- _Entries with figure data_
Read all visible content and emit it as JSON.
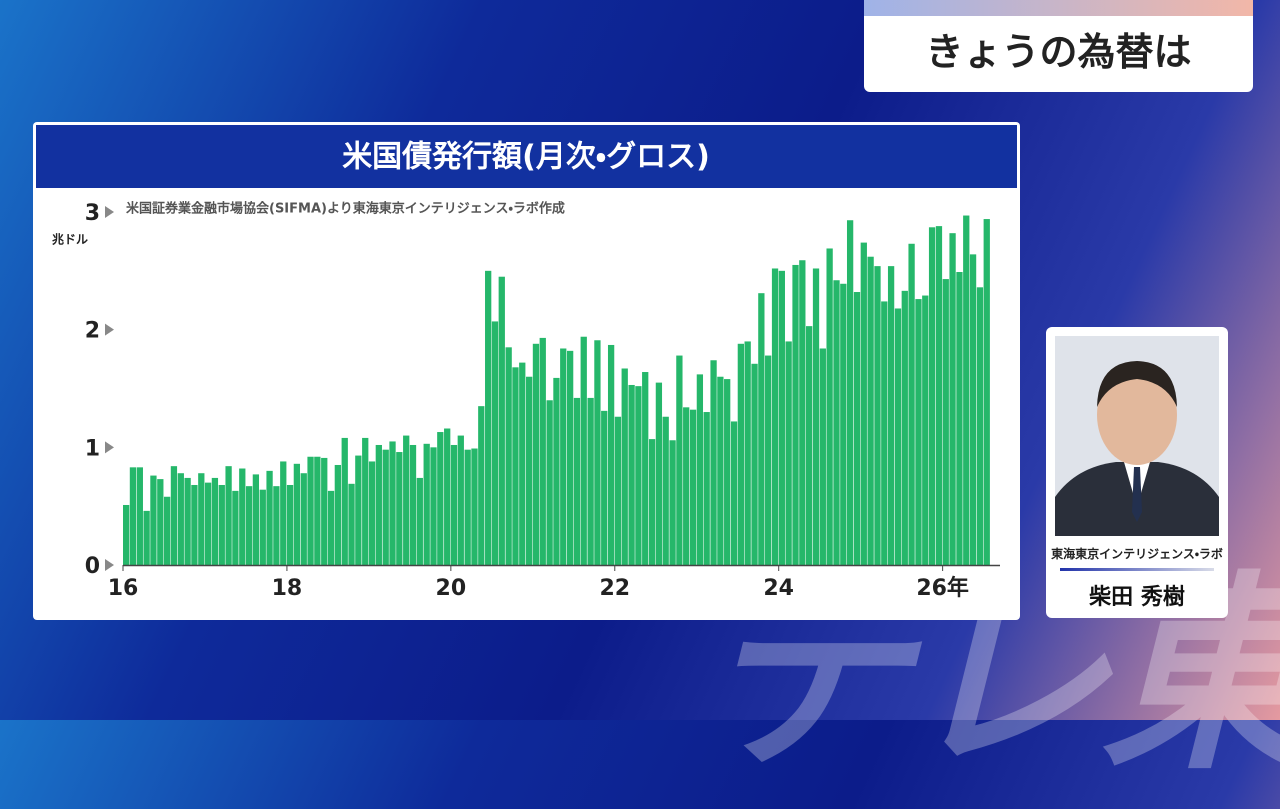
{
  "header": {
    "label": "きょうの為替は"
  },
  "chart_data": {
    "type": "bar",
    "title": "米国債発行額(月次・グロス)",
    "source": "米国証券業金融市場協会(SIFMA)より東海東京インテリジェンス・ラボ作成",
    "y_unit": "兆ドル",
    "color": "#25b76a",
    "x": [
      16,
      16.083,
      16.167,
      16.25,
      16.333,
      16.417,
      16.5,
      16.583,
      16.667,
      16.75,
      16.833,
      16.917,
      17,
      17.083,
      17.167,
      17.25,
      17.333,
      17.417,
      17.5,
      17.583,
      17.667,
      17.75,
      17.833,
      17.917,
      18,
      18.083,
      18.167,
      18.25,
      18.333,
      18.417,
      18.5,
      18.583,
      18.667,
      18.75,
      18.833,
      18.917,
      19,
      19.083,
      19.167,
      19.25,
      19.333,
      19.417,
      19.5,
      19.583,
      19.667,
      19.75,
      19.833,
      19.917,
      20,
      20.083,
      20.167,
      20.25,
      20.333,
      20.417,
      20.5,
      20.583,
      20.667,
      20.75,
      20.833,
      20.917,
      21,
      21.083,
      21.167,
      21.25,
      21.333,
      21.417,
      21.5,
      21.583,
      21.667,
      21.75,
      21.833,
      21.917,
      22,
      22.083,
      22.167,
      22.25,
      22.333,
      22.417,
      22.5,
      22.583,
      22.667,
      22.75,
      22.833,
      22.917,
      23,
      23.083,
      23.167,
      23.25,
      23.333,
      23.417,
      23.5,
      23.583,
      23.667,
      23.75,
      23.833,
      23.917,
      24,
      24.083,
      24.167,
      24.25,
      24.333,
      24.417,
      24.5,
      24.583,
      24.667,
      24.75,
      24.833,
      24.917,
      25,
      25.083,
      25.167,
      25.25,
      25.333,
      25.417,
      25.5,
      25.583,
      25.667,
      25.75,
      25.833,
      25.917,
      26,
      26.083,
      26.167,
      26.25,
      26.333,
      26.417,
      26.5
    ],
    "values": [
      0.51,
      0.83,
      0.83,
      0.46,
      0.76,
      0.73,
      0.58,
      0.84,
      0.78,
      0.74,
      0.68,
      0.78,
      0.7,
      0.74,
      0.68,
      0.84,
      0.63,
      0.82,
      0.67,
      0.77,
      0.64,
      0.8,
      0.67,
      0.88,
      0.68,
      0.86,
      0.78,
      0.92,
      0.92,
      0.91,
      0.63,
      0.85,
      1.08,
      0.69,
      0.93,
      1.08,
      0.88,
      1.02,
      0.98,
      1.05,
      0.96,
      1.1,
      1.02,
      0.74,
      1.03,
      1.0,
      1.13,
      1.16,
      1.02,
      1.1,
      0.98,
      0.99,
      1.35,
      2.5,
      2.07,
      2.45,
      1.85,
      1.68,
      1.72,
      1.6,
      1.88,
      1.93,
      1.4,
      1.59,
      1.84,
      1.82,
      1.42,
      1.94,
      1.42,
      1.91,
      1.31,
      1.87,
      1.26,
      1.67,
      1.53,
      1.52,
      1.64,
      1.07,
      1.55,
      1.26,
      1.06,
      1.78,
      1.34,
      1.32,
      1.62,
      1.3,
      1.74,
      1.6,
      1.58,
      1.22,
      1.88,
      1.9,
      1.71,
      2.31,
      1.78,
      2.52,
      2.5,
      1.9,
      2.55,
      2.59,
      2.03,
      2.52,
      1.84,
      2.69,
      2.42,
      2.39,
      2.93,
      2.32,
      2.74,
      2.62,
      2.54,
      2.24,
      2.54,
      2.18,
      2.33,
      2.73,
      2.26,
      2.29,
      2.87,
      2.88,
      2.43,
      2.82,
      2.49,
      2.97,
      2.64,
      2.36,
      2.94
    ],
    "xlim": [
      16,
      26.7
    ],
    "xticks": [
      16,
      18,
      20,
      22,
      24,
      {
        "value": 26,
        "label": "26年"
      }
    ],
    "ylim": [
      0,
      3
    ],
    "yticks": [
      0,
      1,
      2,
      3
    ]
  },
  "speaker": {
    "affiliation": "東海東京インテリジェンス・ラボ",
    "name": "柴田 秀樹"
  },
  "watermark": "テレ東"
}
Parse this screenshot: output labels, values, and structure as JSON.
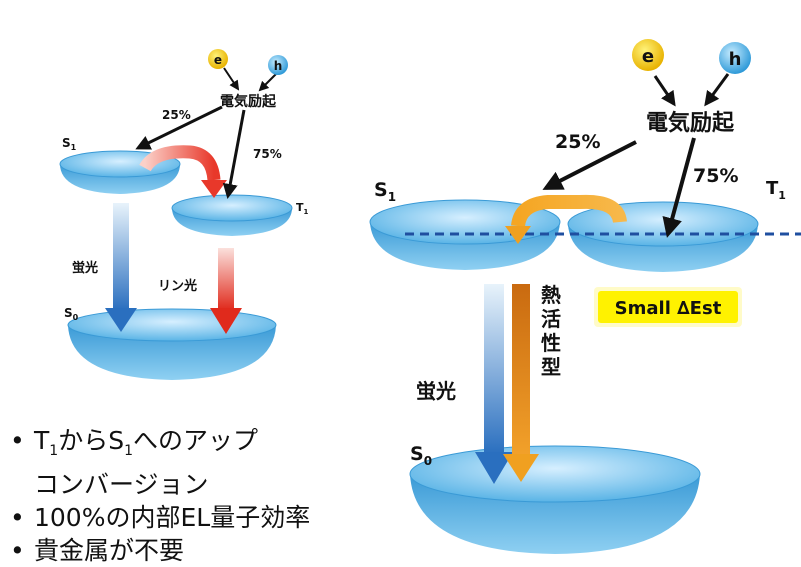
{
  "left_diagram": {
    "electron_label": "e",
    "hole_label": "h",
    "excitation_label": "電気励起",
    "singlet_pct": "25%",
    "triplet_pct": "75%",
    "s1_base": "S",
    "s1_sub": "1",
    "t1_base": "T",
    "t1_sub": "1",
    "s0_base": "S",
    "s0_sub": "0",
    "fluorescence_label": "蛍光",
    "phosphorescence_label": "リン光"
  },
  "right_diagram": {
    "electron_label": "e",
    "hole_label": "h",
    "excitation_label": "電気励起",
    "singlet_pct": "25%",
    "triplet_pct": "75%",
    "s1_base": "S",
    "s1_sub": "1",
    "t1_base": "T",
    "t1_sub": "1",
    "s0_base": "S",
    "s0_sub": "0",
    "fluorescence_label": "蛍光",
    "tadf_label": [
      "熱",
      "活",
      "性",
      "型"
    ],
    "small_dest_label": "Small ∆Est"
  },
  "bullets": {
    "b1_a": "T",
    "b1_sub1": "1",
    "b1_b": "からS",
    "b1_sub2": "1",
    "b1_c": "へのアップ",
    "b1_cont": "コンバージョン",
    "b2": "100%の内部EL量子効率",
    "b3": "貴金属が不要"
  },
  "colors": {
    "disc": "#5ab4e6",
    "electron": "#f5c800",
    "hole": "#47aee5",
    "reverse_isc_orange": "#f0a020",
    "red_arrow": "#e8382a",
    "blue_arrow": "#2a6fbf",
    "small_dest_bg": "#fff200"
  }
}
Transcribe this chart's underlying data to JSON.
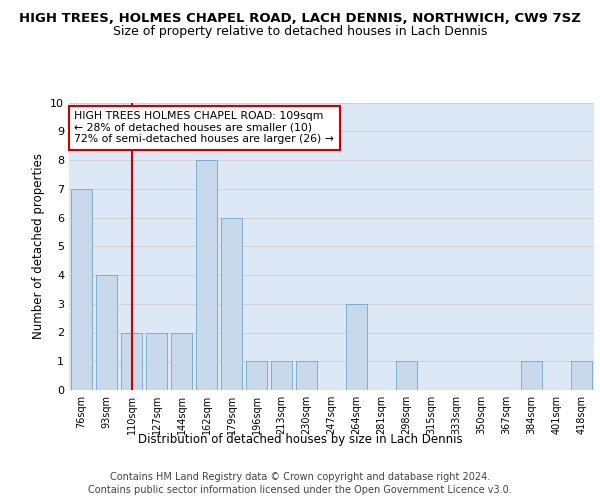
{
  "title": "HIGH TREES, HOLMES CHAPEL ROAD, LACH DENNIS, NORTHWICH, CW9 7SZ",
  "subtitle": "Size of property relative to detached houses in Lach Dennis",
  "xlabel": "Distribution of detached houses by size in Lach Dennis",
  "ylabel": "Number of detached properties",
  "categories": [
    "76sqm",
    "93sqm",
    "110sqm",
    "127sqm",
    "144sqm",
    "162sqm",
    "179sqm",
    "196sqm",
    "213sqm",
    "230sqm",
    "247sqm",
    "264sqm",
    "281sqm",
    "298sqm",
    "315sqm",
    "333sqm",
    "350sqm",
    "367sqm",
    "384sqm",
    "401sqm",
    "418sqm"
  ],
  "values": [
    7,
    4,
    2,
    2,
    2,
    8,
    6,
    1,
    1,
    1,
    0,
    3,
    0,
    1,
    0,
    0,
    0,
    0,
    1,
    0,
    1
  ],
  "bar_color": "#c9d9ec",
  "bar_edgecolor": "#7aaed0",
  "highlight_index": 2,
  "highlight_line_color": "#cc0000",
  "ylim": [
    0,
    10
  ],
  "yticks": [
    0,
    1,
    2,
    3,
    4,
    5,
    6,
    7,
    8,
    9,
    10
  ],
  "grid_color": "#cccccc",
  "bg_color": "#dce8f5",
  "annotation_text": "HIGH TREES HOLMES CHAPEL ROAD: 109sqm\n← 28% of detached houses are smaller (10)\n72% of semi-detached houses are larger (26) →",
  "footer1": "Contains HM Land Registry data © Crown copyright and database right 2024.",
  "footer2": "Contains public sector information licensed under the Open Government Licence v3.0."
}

- _Requirement_
In the entries above, count each line that holds "CHAPEL". Give the total and nothing else.

- _Result of the exercise_
2